» **Exercise task**:
Rewrite everything from the start of the records down to the line containing "data-label: 8.63 xyxy=(960,128,1009,153)" as a numbered list, leaving out blank lines.

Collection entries
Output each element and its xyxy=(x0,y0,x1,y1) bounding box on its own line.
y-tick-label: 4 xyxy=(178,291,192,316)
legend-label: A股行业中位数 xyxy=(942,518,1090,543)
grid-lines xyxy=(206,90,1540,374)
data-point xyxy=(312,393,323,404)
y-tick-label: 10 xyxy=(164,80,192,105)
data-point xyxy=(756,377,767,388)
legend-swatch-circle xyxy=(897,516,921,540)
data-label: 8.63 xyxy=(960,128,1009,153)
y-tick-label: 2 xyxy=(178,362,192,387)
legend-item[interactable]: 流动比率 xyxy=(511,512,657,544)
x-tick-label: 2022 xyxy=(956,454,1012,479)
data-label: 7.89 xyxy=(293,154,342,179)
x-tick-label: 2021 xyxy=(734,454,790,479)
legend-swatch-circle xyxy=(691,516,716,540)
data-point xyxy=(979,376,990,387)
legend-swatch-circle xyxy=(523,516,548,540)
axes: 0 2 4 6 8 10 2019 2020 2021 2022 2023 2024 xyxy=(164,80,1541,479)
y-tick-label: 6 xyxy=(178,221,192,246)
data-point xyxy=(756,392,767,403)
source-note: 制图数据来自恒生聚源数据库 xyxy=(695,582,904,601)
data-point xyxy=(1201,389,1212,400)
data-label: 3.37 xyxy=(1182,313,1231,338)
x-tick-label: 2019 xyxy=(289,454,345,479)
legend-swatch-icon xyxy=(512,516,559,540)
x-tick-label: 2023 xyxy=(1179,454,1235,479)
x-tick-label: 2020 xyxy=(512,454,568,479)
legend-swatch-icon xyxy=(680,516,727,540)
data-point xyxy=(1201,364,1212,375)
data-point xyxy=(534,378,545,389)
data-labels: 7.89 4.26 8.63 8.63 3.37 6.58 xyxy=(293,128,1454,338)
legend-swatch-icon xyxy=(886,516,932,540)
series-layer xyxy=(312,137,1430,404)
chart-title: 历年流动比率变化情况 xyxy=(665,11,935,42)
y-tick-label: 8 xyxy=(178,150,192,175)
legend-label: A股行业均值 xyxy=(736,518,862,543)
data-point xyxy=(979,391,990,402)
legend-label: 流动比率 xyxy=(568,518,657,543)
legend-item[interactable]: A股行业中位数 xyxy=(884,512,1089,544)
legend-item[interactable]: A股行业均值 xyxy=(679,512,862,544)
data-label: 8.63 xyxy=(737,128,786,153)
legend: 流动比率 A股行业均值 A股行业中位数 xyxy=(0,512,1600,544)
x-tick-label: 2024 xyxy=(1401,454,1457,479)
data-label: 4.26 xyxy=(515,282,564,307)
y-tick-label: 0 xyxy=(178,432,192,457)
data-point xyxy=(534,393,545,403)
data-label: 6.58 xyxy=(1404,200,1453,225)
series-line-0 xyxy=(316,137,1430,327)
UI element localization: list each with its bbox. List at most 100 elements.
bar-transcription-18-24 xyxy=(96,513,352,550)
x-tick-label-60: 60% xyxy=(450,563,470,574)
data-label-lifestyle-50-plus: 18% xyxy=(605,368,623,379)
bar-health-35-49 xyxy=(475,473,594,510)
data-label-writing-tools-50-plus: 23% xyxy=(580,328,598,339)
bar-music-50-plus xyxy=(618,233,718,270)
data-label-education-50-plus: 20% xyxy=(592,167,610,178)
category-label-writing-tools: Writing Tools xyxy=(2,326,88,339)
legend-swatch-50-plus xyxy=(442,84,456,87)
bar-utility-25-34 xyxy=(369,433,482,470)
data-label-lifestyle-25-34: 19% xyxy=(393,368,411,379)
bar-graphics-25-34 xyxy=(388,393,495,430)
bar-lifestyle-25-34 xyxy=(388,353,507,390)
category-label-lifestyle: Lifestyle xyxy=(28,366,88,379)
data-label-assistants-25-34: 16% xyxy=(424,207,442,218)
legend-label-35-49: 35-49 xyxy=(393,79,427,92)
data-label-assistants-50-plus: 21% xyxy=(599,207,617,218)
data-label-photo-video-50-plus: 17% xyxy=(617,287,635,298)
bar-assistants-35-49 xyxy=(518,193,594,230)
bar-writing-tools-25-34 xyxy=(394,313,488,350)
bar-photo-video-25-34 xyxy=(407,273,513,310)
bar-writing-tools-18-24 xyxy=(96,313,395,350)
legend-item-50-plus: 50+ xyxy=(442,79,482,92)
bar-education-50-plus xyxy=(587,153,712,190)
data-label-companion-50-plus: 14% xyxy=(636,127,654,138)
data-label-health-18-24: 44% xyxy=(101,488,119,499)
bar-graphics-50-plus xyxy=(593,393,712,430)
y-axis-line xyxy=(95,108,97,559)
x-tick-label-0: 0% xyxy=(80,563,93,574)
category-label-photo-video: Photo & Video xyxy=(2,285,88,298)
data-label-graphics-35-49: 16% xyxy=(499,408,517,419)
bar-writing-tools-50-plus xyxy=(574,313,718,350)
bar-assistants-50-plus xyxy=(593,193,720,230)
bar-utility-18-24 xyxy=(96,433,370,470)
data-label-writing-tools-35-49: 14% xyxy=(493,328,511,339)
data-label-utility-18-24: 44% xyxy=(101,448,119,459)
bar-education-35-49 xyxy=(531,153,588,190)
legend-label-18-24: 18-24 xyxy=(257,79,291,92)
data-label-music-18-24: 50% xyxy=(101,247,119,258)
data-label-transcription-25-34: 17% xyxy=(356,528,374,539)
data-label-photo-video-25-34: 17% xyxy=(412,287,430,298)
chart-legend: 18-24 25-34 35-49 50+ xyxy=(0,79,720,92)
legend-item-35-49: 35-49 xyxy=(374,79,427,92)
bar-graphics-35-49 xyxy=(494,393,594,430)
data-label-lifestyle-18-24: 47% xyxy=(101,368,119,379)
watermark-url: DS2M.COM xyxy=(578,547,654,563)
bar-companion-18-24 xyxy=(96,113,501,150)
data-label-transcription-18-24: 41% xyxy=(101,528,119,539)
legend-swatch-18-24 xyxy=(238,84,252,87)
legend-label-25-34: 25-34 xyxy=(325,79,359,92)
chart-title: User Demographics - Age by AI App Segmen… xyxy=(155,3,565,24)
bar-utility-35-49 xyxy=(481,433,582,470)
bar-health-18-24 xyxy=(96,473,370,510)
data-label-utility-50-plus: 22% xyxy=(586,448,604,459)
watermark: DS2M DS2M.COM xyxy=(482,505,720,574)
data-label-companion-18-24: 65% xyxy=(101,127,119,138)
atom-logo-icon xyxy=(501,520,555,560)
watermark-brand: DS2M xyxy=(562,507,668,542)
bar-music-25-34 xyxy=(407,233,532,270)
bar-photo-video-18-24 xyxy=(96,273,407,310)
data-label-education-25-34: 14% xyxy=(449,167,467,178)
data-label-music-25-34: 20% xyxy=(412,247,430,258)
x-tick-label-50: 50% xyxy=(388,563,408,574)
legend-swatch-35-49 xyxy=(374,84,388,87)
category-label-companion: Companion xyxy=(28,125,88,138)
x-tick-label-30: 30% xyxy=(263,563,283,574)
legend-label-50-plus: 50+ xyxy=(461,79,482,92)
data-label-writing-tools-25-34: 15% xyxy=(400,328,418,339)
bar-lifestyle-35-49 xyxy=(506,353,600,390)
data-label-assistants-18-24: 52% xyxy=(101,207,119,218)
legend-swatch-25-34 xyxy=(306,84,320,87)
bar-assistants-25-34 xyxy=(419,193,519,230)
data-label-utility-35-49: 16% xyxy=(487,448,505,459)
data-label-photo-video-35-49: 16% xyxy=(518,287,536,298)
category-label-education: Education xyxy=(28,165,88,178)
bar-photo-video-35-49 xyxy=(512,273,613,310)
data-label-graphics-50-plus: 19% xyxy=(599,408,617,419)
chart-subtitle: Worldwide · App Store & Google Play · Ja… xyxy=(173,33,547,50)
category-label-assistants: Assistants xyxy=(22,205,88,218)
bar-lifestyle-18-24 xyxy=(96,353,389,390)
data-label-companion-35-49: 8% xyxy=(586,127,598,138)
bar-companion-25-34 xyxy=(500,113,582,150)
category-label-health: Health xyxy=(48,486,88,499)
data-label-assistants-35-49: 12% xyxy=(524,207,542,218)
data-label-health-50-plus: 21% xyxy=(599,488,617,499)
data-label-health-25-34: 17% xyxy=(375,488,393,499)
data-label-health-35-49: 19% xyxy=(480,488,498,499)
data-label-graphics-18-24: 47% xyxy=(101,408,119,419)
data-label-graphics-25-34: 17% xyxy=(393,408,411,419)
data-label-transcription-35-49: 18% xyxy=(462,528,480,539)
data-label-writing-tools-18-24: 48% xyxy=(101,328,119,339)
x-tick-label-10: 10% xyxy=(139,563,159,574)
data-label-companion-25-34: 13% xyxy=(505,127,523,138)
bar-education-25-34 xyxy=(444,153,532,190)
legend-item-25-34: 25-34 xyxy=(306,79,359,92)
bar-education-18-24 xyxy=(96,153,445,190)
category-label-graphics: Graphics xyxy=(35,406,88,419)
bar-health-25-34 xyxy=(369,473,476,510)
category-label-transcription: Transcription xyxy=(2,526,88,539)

» **Final answer**:
1. Output each element and its xyxy=(x0,y0,x1,y1) bounding box on its own line.
2. y-tick-label: 4 xyxy=(178,291,192,316)
3. legend-label: A股行业中位数 xyxy=(942,518,1090,543)
4. grid-lines xyxy=(206,90,1540,374)
5. data-point xyxy=(312,393,323,404)
6. y-tick-label: 10 xyxy=(164,80,192,105)
7. data-point xyxy=(756,377,767,388)
8. legend-swatch-circle xyxy=(897,516,921,540)
9. data-label: 8.63 xyxy=(960,128,1009,153)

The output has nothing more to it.